### WRITTEN EXERCISE
Copy out all lines that hold "document".

———

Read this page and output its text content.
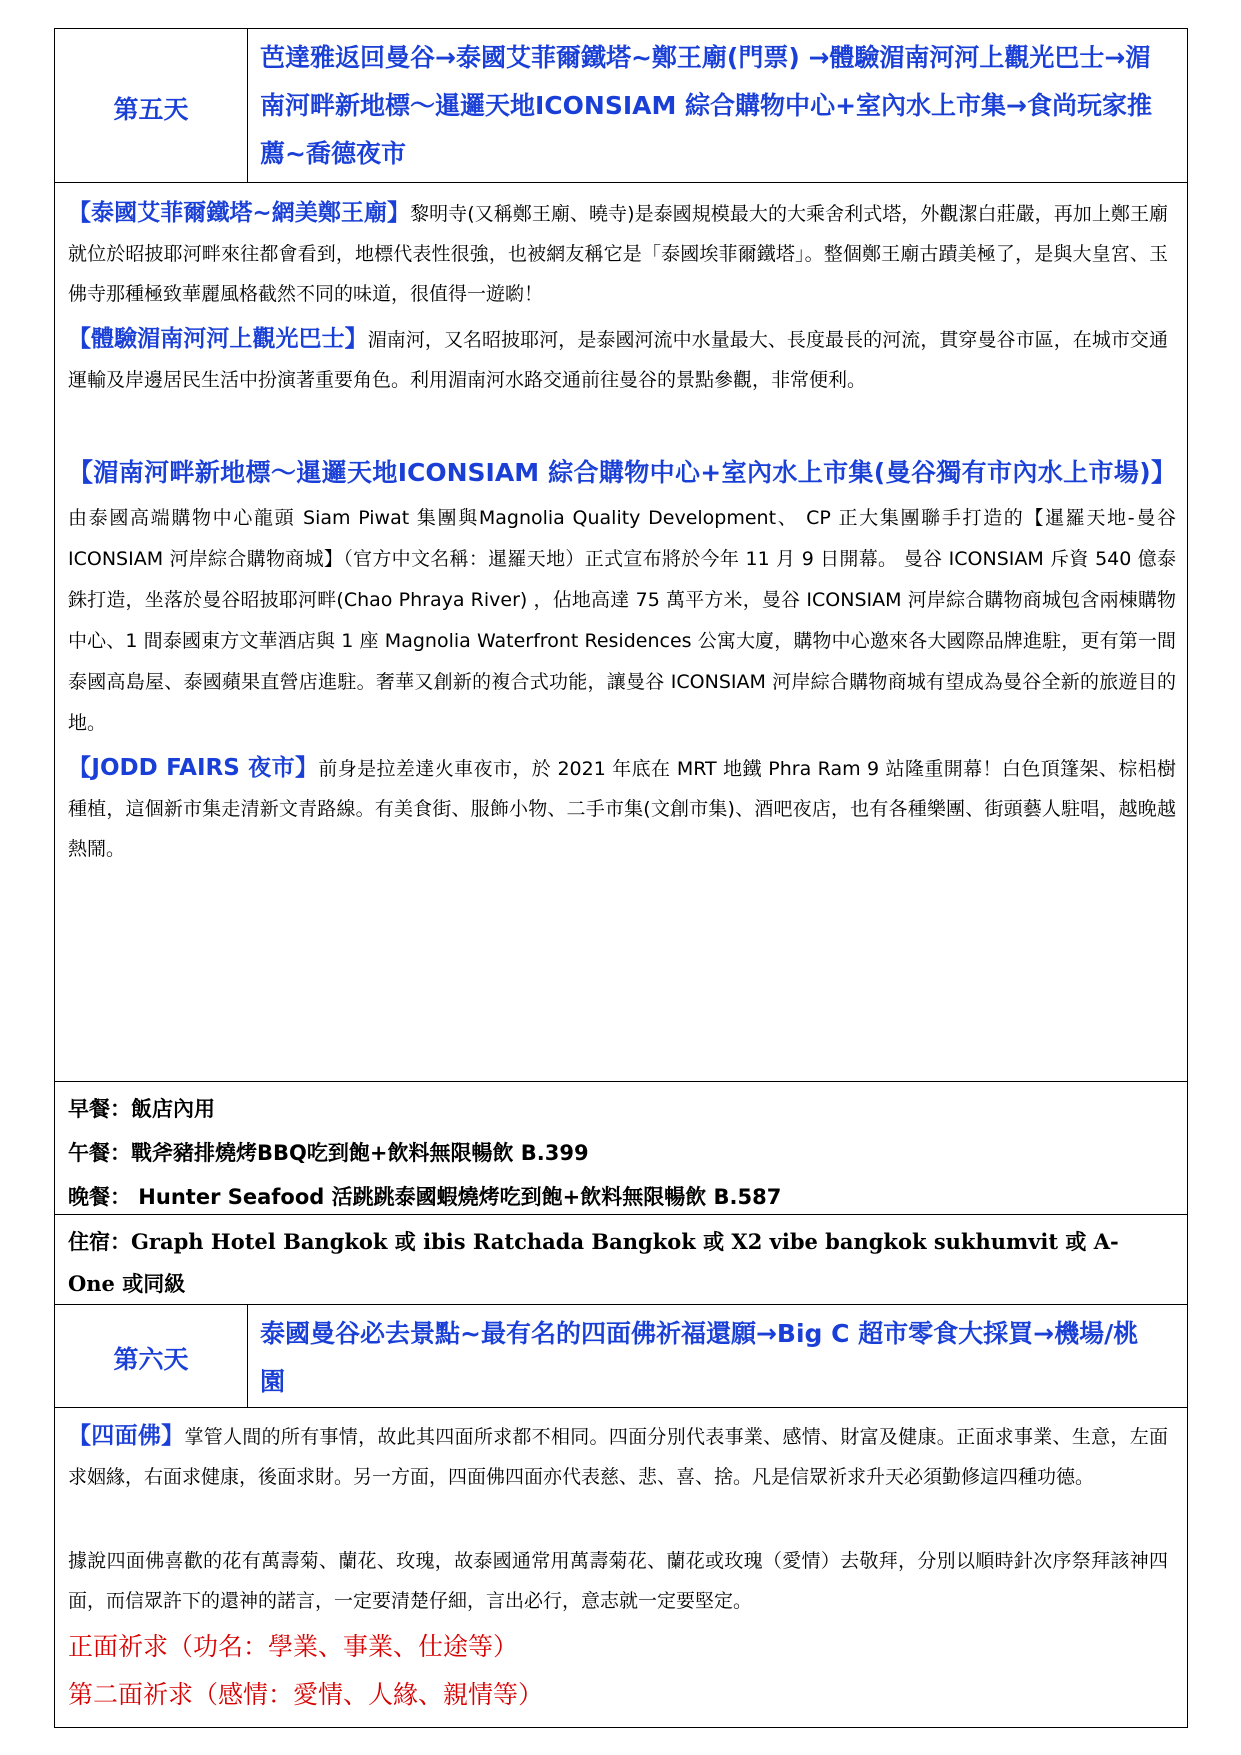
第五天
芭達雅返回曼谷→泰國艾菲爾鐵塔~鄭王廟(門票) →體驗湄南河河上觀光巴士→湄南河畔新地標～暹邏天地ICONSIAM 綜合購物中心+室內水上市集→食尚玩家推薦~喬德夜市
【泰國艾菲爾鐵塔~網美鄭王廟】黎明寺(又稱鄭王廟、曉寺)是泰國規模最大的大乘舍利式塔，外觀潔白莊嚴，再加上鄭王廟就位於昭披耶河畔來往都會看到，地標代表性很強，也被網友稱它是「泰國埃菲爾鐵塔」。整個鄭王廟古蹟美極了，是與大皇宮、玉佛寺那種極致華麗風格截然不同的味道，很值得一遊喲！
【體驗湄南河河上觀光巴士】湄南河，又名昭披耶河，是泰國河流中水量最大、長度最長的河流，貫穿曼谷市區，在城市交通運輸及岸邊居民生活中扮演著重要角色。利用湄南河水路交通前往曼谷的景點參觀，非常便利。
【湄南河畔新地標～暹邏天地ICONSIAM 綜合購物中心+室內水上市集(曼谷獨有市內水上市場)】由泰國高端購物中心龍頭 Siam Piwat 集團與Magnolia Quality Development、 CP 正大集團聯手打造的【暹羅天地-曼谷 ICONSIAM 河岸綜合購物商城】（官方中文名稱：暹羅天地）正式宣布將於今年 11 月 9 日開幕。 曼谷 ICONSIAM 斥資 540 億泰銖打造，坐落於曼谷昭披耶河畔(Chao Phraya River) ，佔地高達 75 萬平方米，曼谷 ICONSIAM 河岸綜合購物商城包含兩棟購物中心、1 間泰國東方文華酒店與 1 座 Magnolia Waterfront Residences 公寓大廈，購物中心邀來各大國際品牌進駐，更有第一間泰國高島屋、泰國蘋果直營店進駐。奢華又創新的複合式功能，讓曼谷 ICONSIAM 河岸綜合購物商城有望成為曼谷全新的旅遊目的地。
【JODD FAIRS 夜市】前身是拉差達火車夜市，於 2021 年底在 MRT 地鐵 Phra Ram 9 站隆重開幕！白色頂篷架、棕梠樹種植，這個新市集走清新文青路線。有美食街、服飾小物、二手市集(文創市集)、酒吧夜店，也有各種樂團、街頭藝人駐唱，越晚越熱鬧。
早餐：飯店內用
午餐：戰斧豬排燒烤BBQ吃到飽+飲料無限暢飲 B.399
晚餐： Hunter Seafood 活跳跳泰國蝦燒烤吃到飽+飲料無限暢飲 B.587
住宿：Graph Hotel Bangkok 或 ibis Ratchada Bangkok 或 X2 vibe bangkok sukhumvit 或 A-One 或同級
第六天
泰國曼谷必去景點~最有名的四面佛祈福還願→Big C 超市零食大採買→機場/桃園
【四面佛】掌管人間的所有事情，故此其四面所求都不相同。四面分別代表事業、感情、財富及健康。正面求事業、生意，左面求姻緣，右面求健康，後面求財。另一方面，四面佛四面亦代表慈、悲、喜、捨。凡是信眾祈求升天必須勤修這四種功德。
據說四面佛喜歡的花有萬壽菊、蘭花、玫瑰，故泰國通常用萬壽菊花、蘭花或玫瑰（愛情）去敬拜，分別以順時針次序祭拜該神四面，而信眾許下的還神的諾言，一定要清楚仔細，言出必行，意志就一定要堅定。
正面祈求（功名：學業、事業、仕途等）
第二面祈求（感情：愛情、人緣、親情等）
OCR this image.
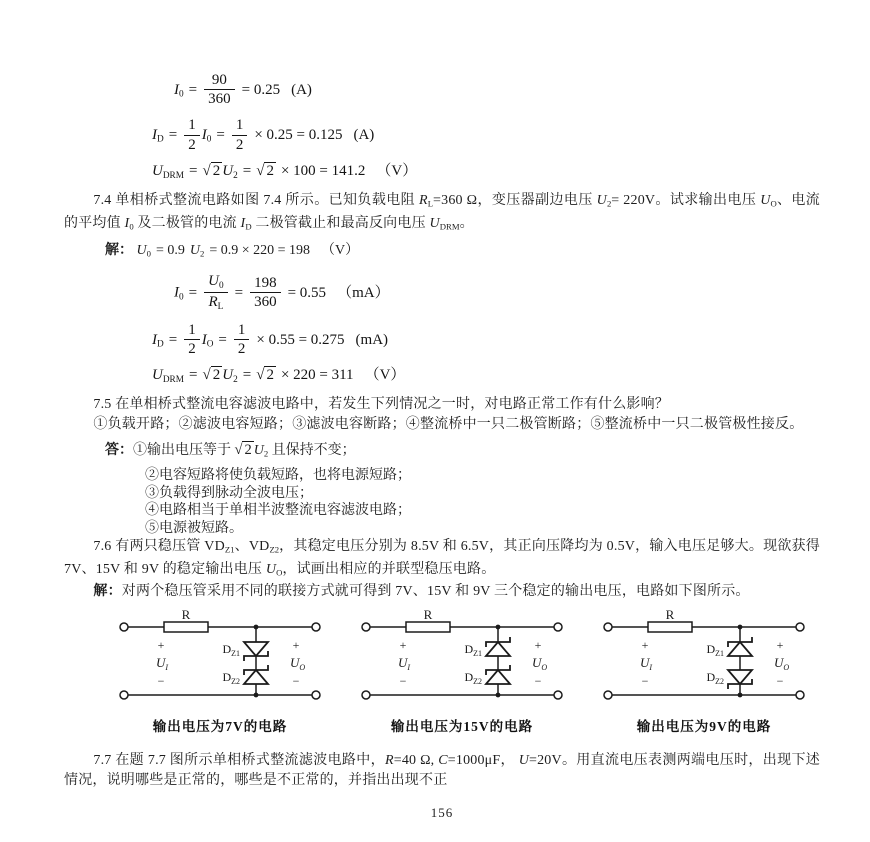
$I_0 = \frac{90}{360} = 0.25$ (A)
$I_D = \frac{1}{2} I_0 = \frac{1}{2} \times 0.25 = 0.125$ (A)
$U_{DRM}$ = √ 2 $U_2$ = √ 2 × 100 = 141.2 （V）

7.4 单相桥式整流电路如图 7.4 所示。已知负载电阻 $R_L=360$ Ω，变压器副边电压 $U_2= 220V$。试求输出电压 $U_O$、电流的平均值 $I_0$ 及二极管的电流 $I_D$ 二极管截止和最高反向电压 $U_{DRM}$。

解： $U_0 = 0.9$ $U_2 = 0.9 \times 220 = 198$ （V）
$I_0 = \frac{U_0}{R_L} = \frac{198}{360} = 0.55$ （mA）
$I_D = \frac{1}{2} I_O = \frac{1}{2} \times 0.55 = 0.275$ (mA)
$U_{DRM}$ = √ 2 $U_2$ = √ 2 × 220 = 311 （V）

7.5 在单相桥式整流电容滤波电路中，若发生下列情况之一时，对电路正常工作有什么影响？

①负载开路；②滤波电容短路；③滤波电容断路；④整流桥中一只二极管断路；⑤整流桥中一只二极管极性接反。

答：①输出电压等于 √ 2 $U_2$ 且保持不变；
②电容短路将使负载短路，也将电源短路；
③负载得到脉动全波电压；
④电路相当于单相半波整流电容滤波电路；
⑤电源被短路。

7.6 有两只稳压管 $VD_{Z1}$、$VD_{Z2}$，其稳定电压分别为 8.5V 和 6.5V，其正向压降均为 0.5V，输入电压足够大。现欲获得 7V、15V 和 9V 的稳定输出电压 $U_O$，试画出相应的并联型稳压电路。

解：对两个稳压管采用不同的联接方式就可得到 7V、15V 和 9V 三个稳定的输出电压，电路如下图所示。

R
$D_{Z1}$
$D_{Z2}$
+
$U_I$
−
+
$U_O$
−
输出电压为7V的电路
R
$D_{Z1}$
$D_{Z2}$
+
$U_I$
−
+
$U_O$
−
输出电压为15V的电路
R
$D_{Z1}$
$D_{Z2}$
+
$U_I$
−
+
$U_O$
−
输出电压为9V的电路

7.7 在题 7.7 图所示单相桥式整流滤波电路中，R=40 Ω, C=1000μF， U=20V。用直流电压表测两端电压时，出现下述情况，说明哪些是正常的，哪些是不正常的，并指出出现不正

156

———

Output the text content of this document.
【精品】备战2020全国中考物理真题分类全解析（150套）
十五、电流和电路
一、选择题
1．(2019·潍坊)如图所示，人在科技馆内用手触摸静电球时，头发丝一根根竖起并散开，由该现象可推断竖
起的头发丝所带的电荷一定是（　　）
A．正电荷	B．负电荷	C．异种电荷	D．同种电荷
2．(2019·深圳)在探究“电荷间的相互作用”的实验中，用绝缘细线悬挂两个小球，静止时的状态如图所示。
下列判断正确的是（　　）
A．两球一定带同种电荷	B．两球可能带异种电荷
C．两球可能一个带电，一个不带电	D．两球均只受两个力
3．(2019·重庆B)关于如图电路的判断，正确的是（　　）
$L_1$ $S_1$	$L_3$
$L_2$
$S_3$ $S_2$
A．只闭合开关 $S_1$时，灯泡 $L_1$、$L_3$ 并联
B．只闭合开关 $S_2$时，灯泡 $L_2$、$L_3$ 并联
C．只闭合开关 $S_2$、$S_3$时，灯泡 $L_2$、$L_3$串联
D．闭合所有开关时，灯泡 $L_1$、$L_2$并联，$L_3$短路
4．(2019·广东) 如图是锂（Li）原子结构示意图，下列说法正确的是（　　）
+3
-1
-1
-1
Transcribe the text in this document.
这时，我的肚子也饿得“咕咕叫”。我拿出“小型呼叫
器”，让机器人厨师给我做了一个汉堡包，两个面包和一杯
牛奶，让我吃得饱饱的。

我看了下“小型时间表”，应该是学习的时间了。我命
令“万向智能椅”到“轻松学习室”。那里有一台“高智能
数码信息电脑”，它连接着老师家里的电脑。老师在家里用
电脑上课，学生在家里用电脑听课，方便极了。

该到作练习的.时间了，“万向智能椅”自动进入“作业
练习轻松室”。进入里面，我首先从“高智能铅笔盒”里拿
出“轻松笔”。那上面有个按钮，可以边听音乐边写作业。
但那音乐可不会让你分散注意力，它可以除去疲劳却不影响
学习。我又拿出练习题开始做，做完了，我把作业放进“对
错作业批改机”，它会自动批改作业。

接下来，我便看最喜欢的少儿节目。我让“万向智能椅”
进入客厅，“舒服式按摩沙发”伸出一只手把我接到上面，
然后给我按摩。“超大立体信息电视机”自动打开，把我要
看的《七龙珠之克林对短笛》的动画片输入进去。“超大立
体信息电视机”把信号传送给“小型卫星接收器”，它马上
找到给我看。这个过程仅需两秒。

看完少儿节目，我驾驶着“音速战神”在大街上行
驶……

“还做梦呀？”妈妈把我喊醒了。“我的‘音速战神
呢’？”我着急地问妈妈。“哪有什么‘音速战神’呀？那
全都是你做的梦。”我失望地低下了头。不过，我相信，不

———

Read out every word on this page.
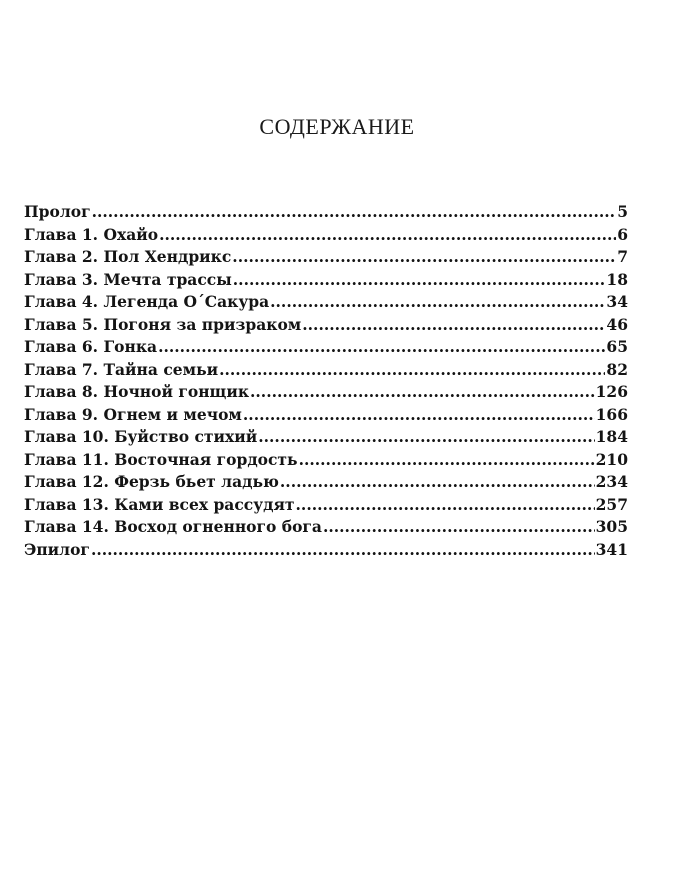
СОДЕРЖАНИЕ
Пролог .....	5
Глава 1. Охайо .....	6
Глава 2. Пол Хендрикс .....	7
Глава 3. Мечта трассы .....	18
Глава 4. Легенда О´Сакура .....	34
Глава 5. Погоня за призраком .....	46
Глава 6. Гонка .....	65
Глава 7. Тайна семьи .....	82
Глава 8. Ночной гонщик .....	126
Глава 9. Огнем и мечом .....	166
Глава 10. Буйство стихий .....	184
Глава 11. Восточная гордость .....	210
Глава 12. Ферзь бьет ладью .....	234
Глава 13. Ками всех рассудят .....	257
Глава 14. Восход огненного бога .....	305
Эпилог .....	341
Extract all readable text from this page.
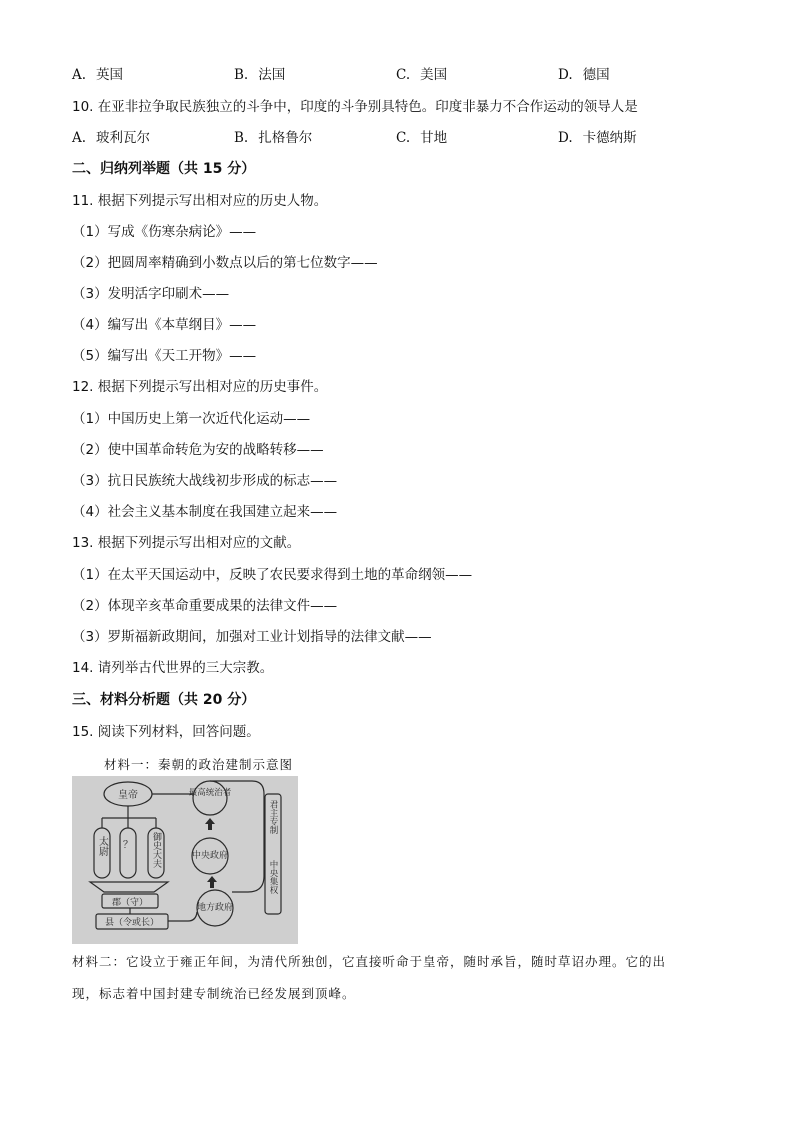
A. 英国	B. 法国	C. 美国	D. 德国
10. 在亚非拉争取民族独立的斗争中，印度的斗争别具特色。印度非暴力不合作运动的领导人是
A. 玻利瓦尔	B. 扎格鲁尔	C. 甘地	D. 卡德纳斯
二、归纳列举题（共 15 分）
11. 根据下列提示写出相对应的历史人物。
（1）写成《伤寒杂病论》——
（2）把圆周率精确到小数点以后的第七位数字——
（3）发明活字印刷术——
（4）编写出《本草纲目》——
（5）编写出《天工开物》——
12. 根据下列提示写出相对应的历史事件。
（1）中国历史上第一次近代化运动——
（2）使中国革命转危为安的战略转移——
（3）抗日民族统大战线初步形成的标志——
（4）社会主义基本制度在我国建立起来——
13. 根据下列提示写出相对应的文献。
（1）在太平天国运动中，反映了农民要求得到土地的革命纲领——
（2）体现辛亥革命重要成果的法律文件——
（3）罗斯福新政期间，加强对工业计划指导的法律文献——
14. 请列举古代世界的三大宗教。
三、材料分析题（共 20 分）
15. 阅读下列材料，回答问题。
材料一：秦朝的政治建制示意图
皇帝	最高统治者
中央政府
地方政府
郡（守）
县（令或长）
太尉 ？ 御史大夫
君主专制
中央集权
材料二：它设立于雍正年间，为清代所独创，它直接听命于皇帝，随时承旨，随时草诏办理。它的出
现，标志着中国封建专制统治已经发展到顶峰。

———

### SOLUTION TO THE PROBLEM
Output the text content of this document.
Transcribe the text in this document.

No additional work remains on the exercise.